__Stored items from a collection__.

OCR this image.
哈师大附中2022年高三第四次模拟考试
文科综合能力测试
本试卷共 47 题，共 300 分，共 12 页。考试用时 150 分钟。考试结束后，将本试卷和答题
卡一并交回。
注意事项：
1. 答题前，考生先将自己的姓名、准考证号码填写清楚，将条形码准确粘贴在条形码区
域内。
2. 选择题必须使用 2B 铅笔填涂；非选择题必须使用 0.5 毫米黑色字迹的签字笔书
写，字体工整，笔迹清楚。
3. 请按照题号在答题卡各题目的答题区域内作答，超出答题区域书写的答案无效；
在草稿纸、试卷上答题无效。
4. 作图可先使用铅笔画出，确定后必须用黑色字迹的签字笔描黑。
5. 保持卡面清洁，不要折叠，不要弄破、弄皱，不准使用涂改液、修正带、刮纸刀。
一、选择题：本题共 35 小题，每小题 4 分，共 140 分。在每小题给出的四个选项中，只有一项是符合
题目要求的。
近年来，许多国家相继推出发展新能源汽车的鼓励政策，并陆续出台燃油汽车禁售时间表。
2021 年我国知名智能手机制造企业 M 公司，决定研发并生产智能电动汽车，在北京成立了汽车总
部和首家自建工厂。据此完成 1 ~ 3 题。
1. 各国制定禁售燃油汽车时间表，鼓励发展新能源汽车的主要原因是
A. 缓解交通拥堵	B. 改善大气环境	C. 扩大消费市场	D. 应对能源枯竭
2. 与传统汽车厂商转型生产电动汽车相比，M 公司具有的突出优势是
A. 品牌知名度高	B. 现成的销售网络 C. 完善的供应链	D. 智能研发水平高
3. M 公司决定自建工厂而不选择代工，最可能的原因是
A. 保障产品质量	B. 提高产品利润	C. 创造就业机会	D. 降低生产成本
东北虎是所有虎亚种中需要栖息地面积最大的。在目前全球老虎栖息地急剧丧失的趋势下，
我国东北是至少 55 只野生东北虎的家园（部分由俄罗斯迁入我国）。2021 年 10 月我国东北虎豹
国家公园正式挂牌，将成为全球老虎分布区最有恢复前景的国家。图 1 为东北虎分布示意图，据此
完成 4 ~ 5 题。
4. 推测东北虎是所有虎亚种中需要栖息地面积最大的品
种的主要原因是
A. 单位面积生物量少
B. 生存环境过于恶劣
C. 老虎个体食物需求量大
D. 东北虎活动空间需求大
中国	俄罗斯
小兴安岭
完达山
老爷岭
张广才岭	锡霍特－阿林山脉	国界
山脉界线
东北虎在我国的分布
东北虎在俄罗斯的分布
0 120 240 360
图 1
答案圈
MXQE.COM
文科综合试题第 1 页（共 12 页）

__What you will do__. Reproduce the material verbatim, line by line.

__Result below__.
OCR this image.
哈师大附中2022年高三第四次模拟考试
文科综合能力测试
本试卷共 47 题，共 300 分，共 12 页。考试用时 150 分钟。考试结束后，将本试卷和答题
卡一并交回。
注意事项：
1. 答题前，考生先将自己的姓名、准考证号码填写清楚，将条形码准确粘贴在条形码区
域内。
2. 选择题必须使用 2B 铅笔填涂；非选择题必须使用 0.5 毫米黑色字迹的签字笔书
写，字体工整，笔迹清楚。
3. 请按照题号在答题卡各题目的答题区域内作答，超出答题区域书写的答案无效；
在草稿纸、试卷上答题无效。
4. 作图可先使用铅笔画出，确定后必须用黑色字迹的签字笔描黑。
5. 保持卡面清洁，不要折叠，不要弄破、弄皱，不准使用涂改液、修正带、刮纸刀。
一、选择题：本题共 35 小题，每小题 4 分，共 140 分。在每小题给出的四个选项中，只有一项是符合
题目要求的。
近年来，许多国家相继推出发展新能源汽车的鼓励政策，并陆续出台燃油汽车禁售时间表。
2021 年我国知名智能手机制造企业 M 公司，决定研发并生产智能电动汽车，在北京成立了汽车总
部和首家自建工厂。据此完成 1 ~ 3 题。
1. 各国制定禁售燃油汽车时间表，鼓励发展新能源汽车的主要原因是
A. 缓解交通拥堵	B. 改善大气环境	C. 扩大消费市场	D. 应对能源枯竭
2. 与传统汽车厂商转型生产电动汽车相比，M 公司具有的突出优势是
A. 品牌知名度高	B. 现成的销售网络 C. 完善的供应链	D. 智能研发水平高
3. M 公司决定自建工厂而不选择代工，最可能的原因是
A. 保障产品质量	B. 提高产品利润	C. 创造就业机会	D. 降低生产成本
东北虎是所有虎亚种中需要栖息地面积最大的。在目前全球老虎栖息地急剧丧失的趋势下，
我国东北是至少 55 只野生东北虎的家园（部分由俄罗斯迁入我国）。2021 年 10 月我国东北虎豹
国家公园正式挂牌，将成为全球老虎分布区最有恢复前景的国家。图 1 为东北虎分布示意图，据此
完成 4 ~ 5 题。
4. 推测东北虎是所有虎亚种中需要栖息地面积最大的品
种的主要原因是
A. 单位面积生物量少
B. 生存环境过于恶劣
C. 老虎个体食物需求量大
D. 东北虎活动空间需求大
中国	俄罗斯
小兴安岭
完达山
老爷岭
张广才岭	锡霍特－阿林山脉	国界
山脉界线
东北虎在我国的分布
东北虎在俄罗斯的分布
0 120 240 360
图 1
答案圈
MXQE.COM
文科综合试题第 1 页（共 12 页）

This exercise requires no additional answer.